## WHAT YOU WILL DO
Return each entry exactly, with none missing.

(Figure dataset records)
□ □ □ □

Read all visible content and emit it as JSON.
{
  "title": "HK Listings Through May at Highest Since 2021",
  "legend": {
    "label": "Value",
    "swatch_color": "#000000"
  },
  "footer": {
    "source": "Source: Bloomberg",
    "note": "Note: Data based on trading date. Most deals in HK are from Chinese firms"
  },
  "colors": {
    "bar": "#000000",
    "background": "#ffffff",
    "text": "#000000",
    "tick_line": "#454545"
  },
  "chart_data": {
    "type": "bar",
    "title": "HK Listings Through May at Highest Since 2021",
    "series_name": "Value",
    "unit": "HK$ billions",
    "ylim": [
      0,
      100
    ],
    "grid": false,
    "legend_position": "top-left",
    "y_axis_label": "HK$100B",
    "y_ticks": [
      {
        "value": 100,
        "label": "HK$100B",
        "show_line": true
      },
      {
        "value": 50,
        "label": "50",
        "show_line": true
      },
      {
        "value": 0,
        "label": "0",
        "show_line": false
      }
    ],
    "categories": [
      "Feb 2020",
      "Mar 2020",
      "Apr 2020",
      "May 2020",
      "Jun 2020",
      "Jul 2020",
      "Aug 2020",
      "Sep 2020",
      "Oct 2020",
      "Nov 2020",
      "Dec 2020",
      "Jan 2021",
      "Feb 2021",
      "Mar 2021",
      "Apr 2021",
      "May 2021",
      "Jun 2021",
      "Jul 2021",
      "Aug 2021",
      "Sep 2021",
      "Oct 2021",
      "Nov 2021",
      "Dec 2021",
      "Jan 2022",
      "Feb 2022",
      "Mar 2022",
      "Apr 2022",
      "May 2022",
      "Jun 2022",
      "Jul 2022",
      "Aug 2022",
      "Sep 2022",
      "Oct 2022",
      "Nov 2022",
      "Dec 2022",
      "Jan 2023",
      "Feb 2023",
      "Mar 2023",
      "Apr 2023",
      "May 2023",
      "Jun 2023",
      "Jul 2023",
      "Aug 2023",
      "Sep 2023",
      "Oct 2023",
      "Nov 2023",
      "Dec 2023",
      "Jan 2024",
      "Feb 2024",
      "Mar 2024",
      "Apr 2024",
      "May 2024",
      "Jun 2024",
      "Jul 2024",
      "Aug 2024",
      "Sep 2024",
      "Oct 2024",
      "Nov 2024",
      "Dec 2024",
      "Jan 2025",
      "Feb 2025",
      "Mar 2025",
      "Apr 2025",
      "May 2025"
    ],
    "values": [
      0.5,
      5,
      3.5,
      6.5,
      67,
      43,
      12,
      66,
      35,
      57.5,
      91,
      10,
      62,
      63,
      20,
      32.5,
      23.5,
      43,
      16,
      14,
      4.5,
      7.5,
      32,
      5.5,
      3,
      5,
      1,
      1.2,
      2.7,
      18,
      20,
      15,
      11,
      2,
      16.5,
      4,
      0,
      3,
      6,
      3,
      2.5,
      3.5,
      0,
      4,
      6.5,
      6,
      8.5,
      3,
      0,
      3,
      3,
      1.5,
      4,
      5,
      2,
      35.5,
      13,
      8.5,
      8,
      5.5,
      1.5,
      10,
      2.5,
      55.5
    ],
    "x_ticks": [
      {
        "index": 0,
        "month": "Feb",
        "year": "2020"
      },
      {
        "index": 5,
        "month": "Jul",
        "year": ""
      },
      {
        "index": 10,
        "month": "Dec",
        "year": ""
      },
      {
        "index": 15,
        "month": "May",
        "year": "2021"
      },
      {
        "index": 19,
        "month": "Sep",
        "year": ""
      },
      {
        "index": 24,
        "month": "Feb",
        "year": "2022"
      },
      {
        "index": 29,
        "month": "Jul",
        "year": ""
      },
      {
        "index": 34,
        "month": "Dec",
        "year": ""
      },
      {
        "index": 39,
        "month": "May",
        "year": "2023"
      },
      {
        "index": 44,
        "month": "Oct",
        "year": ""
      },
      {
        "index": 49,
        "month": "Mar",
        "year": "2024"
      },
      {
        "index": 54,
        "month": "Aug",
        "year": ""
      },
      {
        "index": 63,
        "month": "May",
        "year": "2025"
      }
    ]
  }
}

□ □ □ □

## RESPONSE
Read all visible content and emit it as JSON.
{
  "title": "HK Listings Through May at Highest Since 2021",
  "legend": {
    "label": "Value",
    "swatch_color": "#000000"
  },
  "footer": {
    "source": "Source: Bloomberg",
    "note": "Note: Data based on trading date. Most deals in HK are from Chinese firms"
  },
  "colors": {
    "bar": "#000000",
    "background": "#ffffff",
    "text": "#000000",
    "tick_line": "#454545"
  },
  "chart_data": {
    "type": "bar",
    "title": "HK Listings Through May at Highest Since 2021",
    "series_name": "Value",
    "unit": "HK$ billions",
    "ylim": [
      0,
      100
    ],
    "grid": false,
    "legend_position": "top-left",
    "y_axis_label": "HK$100B",
    "y_ticks": [
      {
        "value": 100,
        "label": "HK$100B",
        "show_line": true
      },
      {
        "value": 50,
        "label": "50",
        "show_line": true
      },
      {
        "value": 0,
        "label": "0",
        "show_line": false
      }
    ],
    "categories": [
      "Feb 2020",
      "Mar 2020",
      "Apr 2020",
      "May 2020",
      "Jun 2020",
      "Jul 2020",
      "Aug 2020",
      "Sep 2020",
      "Oct 2020",
      "Nov 2020",
      "Dec 2020",
      "Jan 2021",
      "Feb 2021",
      "Mar 2021",
      "Apr 2021",
      "May 2021",
      "Jun 2021",
      "Jul 2021",
      "Aug 2021",
      "Sep 2021",
      "Oct 2021",
      "Nov 2021",
      "Dec 2021",
      "Jan 2022",
      "Feb 2022",
      "Mar 2022",
      "Apr 2022",
      "May 2022",
      "Jun 2022",
      "Jul 2022",
      "Aug 2022",
      "Sep 2022",
      "Oct 2022",
      "Nov 2022",
      "Dec 2022",
      "Jan 2023",
      "Feb 2023",
      "Mar 2023",
      "Apr 2023",
      "May 2023",
      "Jun 2023",
      "Jul 2023",
      "Aug 2023",
      "Sep 2023",
      "Oct 2023",
      "Nov 2023",
      "Dec 2023",
      "Jan 2024",
      "Feb 2024",
      "Mar 2024",
      "Apr 2024",
      "May 2024",
      "Jun 2024",
      "Jul 2024",
      "Aug 2024",
      "Sep 2024",
      "Oct 2024",
      "Nov 2024",
      "Dec 2024",
      "Jan 2025",
      "Feb 2025",
      "Mar 2025",
      "Apr 2025",
      "May 2025"
    ],
    "values": [
      0.5,
      5,
      3.5,
      6.5,
      67,
      43,
      12,
      66,
      35,
      57.5,
      91,
      10,
      62,
      63,
      20,
      32.5,
      23.5,
      43,
      16,
      14,
      4.5,
      7.5,
      32,
      5.5,
      3,
      5,
      1,
      1.2,
      2.7,
      18,
      20,
      15,
      11,
      2,
      16.5,
      4,
      0,
      3,
      6,
      3,
      2.5,
      3.5,
      0,
      4,
      6.5,
      6,
      8.5,
      3,
      0,
      3,
      3,
      1.5,
      4,
      5,
      2,
      35.5,
      13,
      8.5,
      8,
      5.5,
      1.5,
      10,
      2.5,
      55.5
    ],
    "x_ticks": [
      {
        "index": 0,
        "month": "Feb",
        "year": "2020"
      },
      {
        "index": 5,
        "month": "Jul",
        "year": ""
      },
      {
        "index": 10,
        "month": "Dec",
        "year": ""
      },
      {
        "index": 15,
        "month": "May",
        "year": "2021"
      },
      {
        "index": 19,
        "month": "Sep",
        "year": ""
      },
      {
        "index": 24,
        "month": "Feb",
        "year": "2022"
      },
      {
        "index": 29,
        "month": "Jul",
        "year": ""
      },
      {
        "index": 34,
        "month": "Dec",
        "year": ""
      },
      {
        "index": 39,
        "month": "May",
        "year": "2023"
      },
      {
        "index": 44,
        "month": "Oct",
        "year": ""
      },
      {
        "index": 49,
        "month": "Mar",
        "year": "2024"
      },
      {
        "index": 54,
        "month": "Aug",
        "year": ""
      },
      {
        "index": 63,
        "month": "May",
        "year": "2025"
      }
    ]
  }
}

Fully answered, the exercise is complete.